[Start of Input for this task]
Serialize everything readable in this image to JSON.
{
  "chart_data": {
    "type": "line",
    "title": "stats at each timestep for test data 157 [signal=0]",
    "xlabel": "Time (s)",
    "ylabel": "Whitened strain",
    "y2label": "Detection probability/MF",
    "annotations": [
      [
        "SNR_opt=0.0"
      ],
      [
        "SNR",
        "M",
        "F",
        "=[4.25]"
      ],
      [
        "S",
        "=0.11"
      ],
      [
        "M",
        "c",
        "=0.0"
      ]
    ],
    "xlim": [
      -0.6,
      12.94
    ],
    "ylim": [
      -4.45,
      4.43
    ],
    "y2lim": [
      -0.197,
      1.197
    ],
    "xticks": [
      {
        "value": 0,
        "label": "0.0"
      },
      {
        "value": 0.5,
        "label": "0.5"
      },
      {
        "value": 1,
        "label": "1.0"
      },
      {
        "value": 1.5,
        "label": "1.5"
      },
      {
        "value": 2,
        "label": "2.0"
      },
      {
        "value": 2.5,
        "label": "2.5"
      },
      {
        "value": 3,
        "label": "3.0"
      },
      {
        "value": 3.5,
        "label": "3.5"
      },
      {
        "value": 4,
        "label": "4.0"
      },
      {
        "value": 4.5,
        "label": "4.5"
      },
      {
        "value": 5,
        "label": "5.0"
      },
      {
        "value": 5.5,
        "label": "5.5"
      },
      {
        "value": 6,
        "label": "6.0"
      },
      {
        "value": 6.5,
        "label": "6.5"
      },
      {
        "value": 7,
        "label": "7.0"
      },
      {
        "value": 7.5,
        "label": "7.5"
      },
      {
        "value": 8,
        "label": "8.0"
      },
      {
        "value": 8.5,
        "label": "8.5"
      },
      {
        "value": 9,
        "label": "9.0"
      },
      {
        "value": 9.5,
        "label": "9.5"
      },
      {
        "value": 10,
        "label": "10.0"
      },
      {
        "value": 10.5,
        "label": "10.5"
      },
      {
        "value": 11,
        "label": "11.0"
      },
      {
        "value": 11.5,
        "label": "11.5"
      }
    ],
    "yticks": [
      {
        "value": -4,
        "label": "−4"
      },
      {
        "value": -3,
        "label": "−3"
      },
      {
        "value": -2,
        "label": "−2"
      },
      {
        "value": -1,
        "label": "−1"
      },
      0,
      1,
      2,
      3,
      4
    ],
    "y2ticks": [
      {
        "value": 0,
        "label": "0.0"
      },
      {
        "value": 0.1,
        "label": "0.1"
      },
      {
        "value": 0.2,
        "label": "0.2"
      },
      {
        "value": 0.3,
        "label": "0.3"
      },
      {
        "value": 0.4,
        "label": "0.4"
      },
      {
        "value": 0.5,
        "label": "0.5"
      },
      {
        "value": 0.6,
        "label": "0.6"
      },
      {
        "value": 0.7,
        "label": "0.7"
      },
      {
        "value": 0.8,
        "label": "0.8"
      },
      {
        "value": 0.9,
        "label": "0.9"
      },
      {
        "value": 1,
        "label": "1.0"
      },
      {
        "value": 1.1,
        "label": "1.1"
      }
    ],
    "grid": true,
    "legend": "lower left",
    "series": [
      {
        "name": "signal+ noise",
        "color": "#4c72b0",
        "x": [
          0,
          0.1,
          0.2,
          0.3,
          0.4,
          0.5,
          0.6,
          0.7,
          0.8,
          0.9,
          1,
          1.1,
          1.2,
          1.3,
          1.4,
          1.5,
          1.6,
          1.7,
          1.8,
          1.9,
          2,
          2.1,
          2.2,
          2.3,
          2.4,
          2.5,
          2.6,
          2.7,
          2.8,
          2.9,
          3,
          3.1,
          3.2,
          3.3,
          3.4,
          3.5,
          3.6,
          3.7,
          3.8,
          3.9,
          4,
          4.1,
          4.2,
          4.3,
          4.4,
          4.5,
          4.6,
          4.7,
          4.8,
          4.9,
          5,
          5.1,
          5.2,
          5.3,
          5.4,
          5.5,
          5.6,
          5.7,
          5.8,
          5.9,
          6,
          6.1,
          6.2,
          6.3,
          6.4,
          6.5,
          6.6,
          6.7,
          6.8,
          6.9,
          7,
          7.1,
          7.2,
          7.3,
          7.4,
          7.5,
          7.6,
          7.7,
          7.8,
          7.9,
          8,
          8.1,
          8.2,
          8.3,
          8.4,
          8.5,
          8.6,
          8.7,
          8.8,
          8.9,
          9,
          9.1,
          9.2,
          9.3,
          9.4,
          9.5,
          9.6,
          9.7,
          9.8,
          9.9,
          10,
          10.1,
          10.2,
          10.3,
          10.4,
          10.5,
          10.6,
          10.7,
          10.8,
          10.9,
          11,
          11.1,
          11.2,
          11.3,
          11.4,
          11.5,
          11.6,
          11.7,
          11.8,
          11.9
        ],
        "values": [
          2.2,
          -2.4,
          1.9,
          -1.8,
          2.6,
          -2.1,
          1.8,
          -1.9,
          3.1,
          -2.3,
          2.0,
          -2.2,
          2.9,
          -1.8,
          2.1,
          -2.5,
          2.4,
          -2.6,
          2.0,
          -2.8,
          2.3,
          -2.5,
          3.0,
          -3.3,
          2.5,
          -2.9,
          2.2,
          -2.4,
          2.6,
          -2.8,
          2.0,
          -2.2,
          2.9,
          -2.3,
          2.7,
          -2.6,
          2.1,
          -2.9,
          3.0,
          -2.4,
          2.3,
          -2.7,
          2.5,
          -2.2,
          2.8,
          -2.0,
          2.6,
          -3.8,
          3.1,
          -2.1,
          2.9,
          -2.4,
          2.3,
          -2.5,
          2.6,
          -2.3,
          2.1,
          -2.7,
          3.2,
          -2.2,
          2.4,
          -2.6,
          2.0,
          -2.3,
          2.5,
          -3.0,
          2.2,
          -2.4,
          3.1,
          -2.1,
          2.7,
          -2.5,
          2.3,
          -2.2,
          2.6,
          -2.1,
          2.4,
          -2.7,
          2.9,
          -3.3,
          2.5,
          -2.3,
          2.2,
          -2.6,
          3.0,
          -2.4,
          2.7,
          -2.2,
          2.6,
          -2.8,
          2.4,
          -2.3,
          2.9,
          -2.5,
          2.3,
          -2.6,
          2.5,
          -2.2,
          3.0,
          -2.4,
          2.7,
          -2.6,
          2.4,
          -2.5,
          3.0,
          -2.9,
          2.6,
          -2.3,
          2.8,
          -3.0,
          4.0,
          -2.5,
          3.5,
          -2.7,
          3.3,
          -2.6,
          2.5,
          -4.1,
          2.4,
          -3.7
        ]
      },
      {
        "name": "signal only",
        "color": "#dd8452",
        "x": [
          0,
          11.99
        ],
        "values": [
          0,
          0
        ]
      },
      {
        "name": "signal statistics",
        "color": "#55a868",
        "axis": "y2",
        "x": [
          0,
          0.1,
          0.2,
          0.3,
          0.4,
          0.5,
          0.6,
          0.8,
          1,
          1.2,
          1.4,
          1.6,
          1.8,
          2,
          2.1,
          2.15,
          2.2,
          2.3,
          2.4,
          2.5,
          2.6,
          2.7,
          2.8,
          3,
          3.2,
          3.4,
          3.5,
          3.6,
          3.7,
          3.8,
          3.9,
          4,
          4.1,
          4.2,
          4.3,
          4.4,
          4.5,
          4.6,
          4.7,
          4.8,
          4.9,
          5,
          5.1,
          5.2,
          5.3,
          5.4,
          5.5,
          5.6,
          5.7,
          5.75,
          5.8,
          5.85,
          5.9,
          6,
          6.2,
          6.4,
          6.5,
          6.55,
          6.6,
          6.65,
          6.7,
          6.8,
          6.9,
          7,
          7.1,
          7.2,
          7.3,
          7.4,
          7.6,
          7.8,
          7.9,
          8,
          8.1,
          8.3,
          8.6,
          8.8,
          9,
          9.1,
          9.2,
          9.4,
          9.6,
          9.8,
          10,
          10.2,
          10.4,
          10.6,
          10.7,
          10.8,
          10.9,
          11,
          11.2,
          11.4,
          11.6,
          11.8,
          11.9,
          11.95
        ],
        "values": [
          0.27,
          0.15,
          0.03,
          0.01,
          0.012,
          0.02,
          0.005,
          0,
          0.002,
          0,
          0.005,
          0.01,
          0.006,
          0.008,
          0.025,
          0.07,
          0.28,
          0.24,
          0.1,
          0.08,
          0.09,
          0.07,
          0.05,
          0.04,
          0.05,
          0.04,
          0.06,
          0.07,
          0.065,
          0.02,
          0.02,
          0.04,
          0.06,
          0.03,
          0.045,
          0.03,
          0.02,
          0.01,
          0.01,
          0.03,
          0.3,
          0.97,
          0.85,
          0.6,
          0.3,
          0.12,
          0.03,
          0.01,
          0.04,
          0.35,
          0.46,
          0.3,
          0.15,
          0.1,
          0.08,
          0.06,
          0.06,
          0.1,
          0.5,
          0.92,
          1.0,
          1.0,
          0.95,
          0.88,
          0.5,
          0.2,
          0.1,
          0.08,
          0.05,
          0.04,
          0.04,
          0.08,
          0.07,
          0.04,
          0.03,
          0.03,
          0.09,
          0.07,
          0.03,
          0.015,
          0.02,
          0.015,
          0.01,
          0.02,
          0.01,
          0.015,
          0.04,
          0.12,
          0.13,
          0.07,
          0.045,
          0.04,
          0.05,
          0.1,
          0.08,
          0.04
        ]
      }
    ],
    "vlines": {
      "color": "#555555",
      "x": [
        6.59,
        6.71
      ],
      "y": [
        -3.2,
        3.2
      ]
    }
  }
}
[End of Input for this task]
__Exercise directions__: Which lines in the data above contain "name"? Show each one.

__Answer__:
        "name": "signal+ noise",
        "name": "signal only",
        "name": "signal statistics",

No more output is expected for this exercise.